WORK REQUIRED: Copy all the material below, exactly as it stands.

□ □ □

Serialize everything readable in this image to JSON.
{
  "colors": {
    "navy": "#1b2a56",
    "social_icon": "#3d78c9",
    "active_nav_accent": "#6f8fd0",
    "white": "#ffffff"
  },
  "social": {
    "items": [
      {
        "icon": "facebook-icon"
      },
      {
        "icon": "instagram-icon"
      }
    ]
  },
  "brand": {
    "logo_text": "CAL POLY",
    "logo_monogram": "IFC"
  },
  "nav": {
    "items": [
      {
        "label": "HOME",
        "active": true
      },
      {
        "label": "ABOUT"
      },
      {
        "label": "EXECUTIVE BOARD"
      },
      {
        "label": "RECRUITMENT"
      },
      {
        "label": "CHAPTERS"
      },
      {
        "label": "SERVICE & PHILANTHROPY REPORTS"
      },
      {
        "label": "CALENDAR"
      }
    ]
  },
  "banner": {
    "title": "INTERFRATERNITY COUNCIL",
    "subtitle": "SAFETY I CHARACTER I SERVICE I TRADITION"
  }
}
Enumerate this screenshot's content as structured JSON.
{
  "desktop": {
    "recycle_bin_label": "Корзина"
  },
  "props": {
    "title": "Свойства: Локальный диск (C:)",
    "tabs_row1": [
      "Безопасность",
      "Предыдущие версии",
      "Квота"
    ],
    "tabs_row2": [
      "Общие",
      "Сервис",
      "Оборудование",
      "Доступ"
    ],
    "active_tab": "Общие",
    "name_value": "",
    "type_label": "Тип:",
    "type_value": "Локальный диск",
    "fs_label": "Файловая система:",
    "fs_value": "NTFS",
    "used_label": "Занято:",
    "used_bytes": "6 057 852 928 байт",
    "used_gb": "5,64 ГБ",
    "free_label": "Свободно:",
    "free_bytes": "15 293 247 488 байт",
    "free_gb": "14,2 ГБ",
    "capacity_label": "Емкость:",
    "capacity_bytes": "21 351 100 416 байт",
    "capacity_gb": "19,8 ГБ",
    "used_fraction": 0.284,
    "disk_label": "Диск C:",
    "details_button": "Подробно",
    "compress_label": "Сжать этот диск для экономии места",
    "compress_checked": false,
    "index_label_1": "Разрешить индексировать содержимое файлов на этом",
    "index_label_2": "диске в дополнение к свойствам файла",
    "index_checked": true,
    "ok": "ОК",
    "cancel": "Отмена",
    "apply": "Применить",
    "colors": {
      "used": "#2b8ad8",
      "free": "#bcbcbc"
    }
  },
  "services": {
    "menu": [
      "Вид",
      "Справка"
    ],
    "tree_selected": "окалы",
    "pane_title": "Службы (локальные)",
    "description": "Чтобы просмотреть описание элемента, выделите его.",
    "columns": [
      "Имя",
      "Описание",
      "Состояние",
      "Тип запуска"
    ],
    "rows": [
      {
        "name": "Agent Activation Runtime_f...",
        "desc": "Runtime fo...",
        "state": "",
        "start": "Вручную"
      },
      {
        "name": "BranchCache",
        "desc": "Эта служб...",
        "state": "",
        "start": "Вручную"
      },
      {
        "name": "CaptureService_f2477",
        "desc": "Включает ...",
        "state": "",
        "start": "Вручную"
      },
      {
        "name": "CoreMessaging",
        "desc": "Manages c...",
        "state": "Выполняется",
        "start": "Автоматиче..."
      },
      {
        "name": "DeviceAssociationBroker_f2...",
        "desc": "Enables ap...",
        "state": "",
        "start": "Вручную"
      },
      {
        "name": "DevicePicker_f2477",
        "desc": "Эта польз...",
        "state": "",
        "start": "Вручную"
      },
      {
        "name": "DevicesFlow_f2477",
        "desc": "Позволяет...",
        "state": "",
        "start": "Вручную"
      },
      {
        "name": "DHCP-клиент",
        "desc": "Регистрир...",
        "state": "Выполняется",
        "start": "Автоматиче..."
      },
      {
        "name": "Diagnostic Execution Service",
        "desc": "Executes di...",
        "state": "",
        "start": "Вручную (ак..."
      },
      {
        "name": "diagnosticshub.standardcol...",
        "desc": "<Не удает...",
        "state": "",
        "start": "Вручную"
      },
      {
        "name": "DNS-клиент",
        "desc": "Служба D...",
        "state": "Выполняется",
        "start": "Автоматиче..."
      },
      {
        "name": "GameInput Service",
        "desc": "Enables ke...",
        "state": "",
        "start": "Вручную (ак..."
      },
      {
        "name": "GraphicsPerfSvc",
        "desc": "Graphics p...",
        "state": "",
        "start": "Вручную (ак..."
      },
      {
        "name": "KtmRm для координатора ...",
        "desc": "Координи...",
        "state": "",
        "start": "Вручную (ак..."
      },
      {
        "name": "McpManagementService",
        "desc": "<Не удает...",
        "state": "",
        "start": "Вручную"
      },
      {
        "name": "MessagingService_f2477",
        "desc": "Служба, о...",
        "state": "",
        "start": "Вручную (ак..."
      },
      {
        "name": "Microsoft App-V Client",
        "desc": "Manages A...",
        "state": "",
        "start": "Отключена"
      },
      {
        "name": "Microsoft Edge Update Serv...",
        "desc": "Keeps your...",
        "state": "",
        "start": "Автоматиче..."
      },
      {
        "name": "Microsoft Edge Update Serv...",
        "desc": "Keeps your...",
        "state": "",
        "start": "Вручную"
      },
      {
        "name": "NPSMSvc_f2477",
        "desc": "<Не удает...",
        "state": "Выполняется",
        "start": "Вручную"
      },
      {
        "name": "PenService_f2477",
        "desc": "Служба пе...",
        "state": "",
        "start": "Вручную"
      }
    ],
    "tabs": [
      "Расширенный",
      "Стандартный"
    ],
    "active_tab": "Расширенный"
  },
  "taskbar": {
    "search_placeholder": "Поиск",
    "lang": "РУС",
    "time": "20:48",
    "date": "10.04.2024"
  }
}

□ □ □

ANSWER FOR THE TASK:
Serialize everything readable in this image to JSON.
{
  "colors": {
    "navy": "#1b2a56",
    "social_icon": "#3d78c9",
    "active_nav_accent": "#6f8fd0",
    "white": "#ffffff"
  },
  "social": {
    "items": [
      {
        "icon": "facebook-icon"
      },
      {
        "icon": "instagram-icon"
      }
    ]
  },
  "brand": {
    "logo_text": "CAL POLY",
    "logo_monogram": "IFC"
  },
  "nav": {
    "items": [
      {
        "label": "HOME",
        "active": true
      },
      {
        "label": "ABOUT"
      },
      {
        "label": "EXECUTIVE BOARD"
      },
      {
        "label": "RECRUITMENT"
      },
      {
        "label": "CHAPTERS"
      },
      {
        "label": "SERVICE & PHILANTHROPY REPORTS"
      },
      {
        "label": "CALENDAR"
      }
    ]
  },
  "banner": {
    "title": "INTERFRATERNITY COUNCIL",
    "subtitle": "SAFETY I CHARACTER I SERVICE I TRADITION"
  }
}
Enumerate this screenshot's content as structured JSON.
{
  "desktop": {
    "recycle_bin_label": "Корзина"
  },
  "props": {
    "title": "Свойства: Локальный диск (C:)",
    "tabs_row1": [
      "Безопасность",
      "Предыдущие версии",
      "Квота"
    ],
    "tabs_row2": [
      "Общие",
      "Сервис",
      "Оборудование",
      "Доступ"
    ],
    "active_tab": "Общие",
    "name_value": "",
    "type_label": "Тип:",
    "type_value": "Локальный диск",
    "fs_label": "Файловая система:",
    "fs_value": "NTFS",
    "used_label": "Занято:",
    "used_bytes": "6 057 852 928 байт",
    "used_gb": "5,64 ГБ",
    "free_label": "Свободно:",
    "free_bytes": "15 293 247 488 байт",
    "free_gb": "14,2 ГБ",
    "capacity_label": "Емкость:",
    "capacity_bytes": "21 351 100 416 байт",
    "capacity_gb": "19,8 ГБ",
    "used_fraction": 0.284,
    "disk_label": "Диск C:",
    "details_button": "Подробно",
    "compress_label": "Сжать этот диск для экономии места",
    "compress_checked": false,
    "index_label_1": "Разрешить индексировать содержимое файлов на этом",
    "index_label_2": "диске в дополнение к свойствам файла",
    "index_checked": true,
    "ok": "ОК",
    "cancel": "Отмена",
    "apply": "Применить",
    "colors": {
      "used": "#2b8ad8",
      "free": "#bcbcbc"
    }
  },
  "services": {
    "menu": [
      "Вид",
      "Справка"
    ],
    "tree_selected": "окалы",
    "pane_title": "Службы (локальные)",
    "description": "Чтобы просмотреть описание элемента, выделите его.",
    "columns": [
      "Имя",
      "Описание",
      "Состояние",
      "Тип запуска"
    ],
    "rows": [
      {
        "name": "Agent Activation Runtime_f...",
        "desc": "Runtime fo...",
        "state": "",
        "start": "Вручную"
      },
      {
        "name": "BranchCache",
        "desc": "Эта служб...",
        "state": "",
        "start": "Вручную"
      },
      {
        "name": "CaptureService_f2477",
        "desc": "Включает ...",
        "state": "",
        "start": "Вручную"
      },
      {
        "name": "CoreMessaging",
        "desc": "Manages c...",
        "state": "Выполняется",
        "start": "Автоматиче..."
      },
      {
        "name": "DeviceAssociationBroker_f2...",
        "desc": "Enables ap...",
        "state": "",
        "start": "Вручную"
      },
      {
        "name": "DevicePicker_f2477",
        "desc": "Эта польз...",
        "state": "",
        "start": "Вручную"
      },
      {
        "name": "DevicesFlow_f2477",
        "desc": "Позволяет...",
        "state": "",
        "start": "Вручную"
      },
      {
        "name": "DHCP-клиент",
        "desc": "Регистрир...",
        "state": "Выполняется",
        "start": "Автоматиче..."
      },
      {
        "name": "Diagnostic Execution Service",
        "desc": "Executes di...",
        "state": "",
        "start": "Вручную (ак..."
      },
      {
        "name": "diagnosticshub.standardcol...",
        "desc": "<Не удает...",
        "state": "",
        "start": "Вручную"
      },
      {
        "name": "DNS-клиент",
        "desc": "Служба D...",
        "state": "Выполняется",
        "start": "Автоматиче..."
      },
      {
        "name": "GameInput Service",
        "desc": "Enables ke...",
        "state": "",
        "start": "Вручную (ак..."
      },
      {
        "name": "GraphicsPerfSvc",
        "desc": "Graphics p...",
        "state": "",
        "start": "Вручную (ак..."
      },
      {
        "name": "KtmRm для координатора ...",
        "desc": "Координи...",
        "state": "",
        "start": "Вручную (ак..."
      },
      {
        "name": "McpManagementService",
        "desc": "<Не удает...",
        "state": "",
        "start": "Вручную"
      },
      {
        "name": "MessagingService_f2477",
        "desc": "Служба, о...",
        "state": "",
        "start": "Вручную (ак..."
      },
      {
        "name": "Microsoft App-V Client",
        "desc": "Manages A...",
        "state": "",
        "start": "Отключена"
      },
      {
        "name": "Microsoft Edge Update Serv...",
        "desc": "Keeps your...",
        "state": "",
        "start": "Автоматиче..."
      },
      {
        "name": "Microsoft Edge Update Serv...",
        "desc": "Keeps your...",
        "state": "",
        "start": "Вручную"
      },
      {
        "name": "NPSMSvc_f2477",
        "desc": "<Не удает...",
        "state": "Выполняется",
        "start": "Вручную"
      },
      {
        "name": "PenService_f2477",
        "desc": "Служба пе...",
        "state": "",
        "start": "Вручную"
      }
    ],
    "tabs": [
      "Расширенный",
      "Стандартный"
    ],
    "active_tab": "Расширенный"
  },
  "taskbar": {
    "search_placeholder": "Поиск",
    "lang": "РУС",
    "time": "20:48",
    "date": "10.04.2024"
  }
}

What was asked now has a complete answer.